Find every line below that contains the string "interactable" and copy each one out. Case counts.

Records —
%%

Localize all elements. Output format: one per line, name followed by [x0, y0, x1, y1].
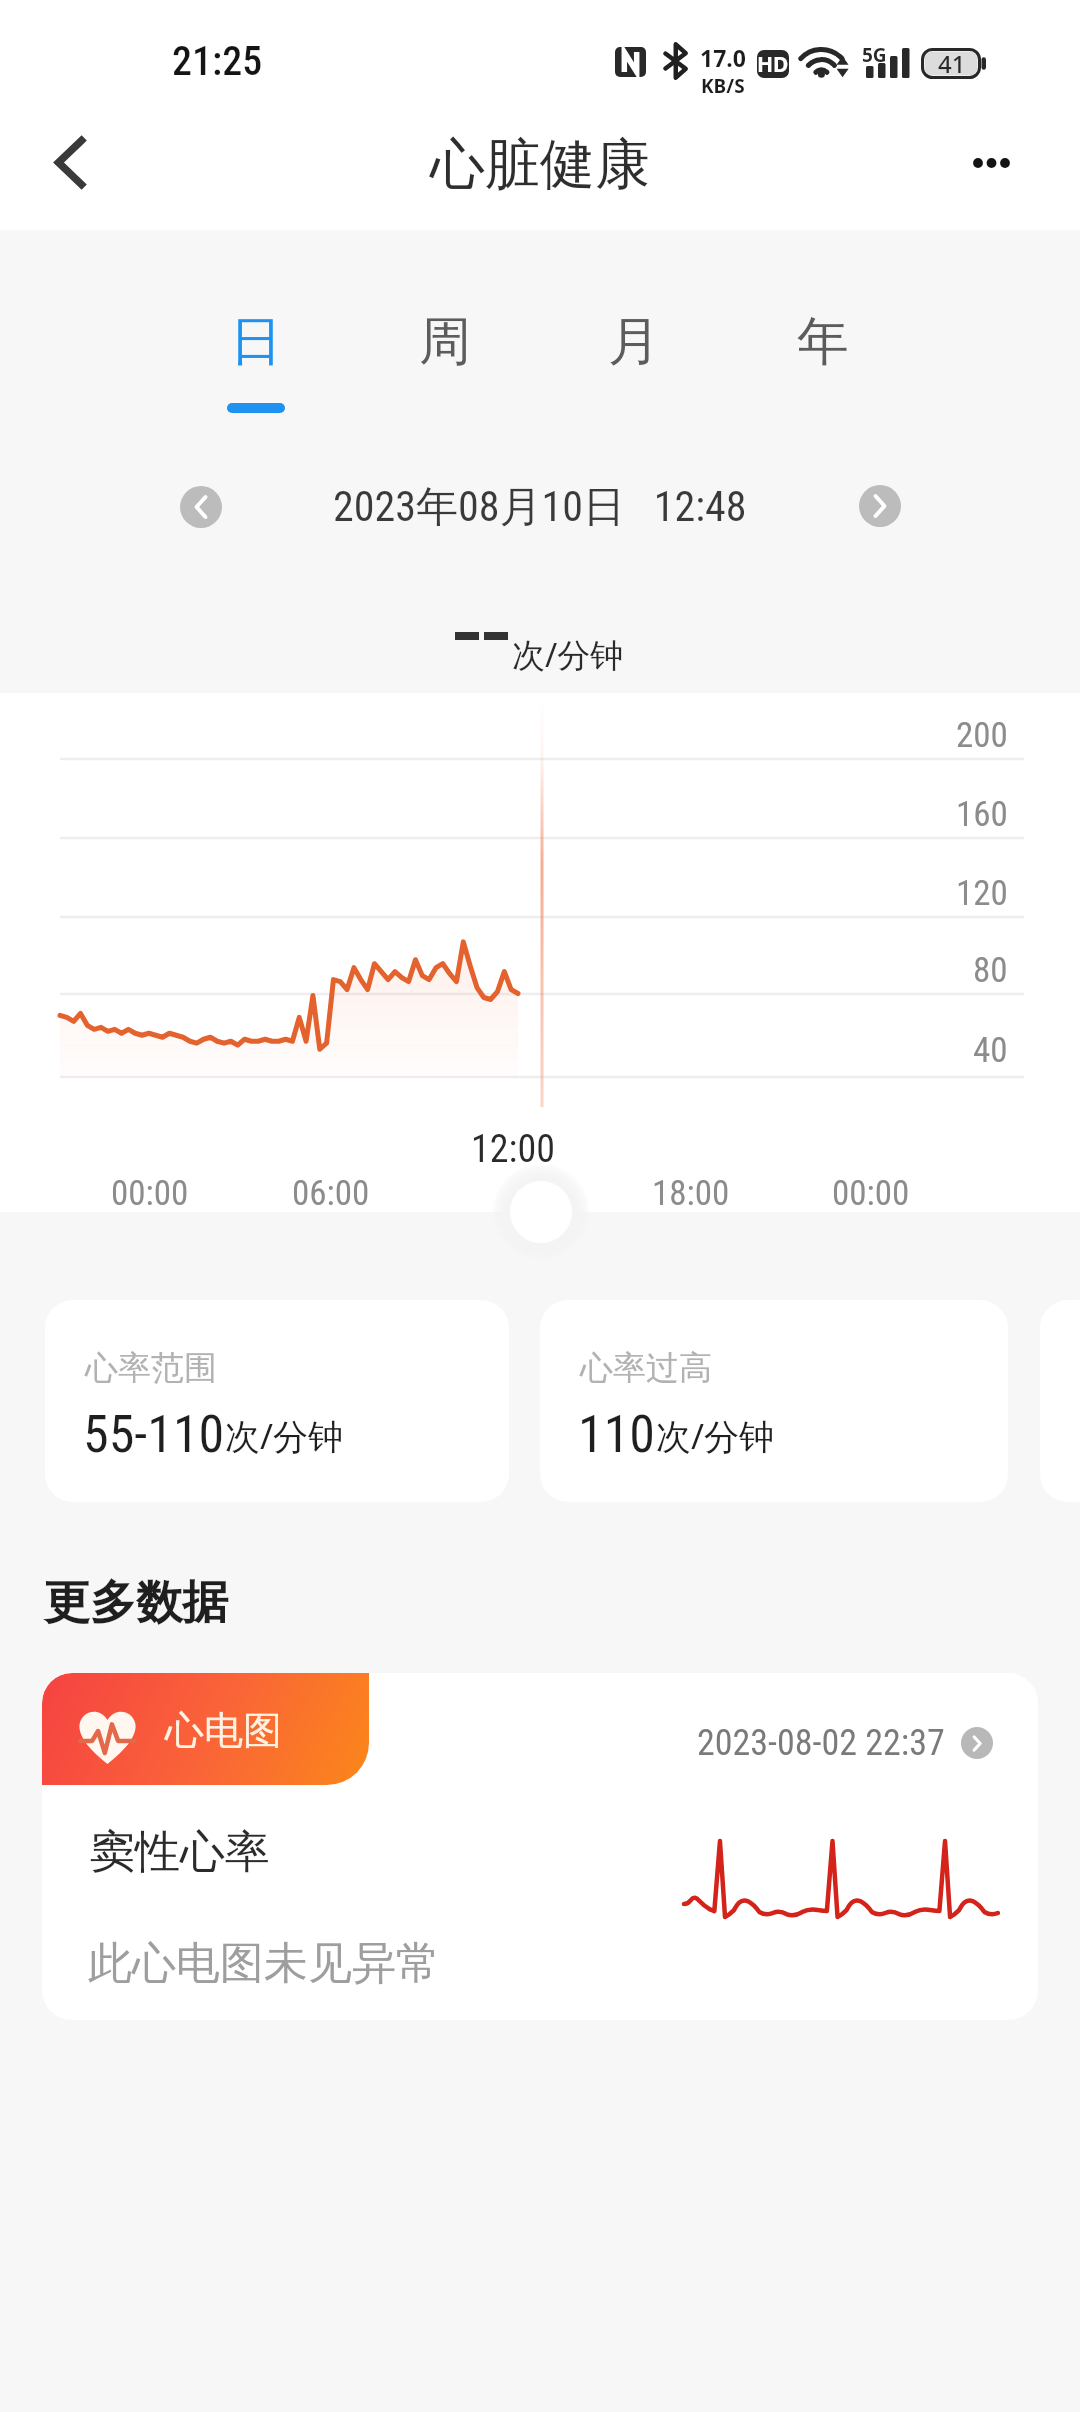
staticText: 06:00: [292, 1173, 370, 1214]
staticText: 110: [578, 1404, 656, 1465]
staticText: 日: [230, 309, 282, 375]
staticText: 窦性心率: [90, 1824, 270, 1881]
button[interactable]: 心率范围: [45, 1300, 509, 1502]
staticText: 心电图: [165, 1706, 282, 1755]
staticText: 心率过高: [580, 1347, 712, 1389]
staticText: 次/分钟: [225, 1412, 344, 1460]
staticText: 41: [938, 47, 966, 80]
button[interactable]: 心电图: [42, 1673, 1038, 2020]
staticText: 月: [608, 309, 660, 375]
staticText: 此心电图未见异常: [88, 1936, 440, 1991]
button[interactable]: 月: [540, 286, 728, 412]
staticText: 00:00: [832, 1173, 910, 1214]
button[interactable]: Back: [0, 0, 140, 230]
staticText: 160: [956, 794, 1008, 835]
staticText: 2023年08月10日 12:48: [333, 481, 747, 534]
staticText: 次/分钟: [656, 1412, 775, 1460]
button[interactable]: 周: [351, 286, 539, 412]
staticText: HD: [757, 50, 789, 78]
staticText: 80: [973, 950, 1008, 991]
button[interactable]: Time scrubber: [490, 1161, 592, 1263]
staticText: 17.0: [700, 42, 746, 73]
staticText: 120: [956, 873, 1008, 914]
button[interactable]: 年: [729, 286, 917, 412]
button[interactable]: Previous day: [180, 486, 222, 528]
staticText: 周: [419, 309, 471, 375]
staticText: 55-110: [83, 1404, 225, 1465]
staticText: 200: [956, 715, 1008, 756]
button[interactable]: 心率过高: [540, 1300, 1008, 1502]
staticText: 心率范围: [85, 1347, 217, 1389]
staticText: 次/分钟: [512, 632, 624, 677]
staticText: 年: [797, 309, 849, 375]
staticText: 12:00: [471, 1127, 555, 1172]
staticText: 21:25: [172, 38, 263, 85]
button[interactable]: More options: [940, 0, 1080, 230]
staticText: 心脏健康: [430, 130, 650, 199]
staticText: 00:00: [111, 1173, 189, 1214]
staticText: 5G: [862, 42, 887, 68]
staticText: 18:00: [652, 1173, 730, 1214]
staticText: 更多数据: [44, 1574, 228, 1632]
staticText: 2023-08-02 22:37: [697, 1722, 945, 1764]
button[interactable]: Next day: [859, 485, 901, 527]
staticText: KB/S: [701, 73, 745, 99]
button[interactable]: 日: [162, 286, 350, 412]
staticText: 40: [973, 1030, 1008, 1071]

%%

Exercise solution —
button[interactable]: 心率范围: [45, 1300, 509, 1502]
button[interactable]: 心电图: [42, 1673, 1038, 2020]
button[interactable]: 月: [540, 286, 728, 412]
button[interactable]: Back: [0, 0, 140, 230]
button[interactable]: 周: [351, 286, 539, 412]
button[interactable]: Time scrubber: [490, 1161, 592, 1263]
button[interactable]: 年: [729, 286, 917, 412]
button[interactable]: Previous day: [180, 486, 222, 528]
button[interactable]: 心率过高: [540, 1300, 1008, 1502]
button[interactable]: More options: [940, 0, 1080, 230]
button[interactable]: Next day: [859, 485, 901, 527]
button[interactable]: 日: [162, 286, 350, 412]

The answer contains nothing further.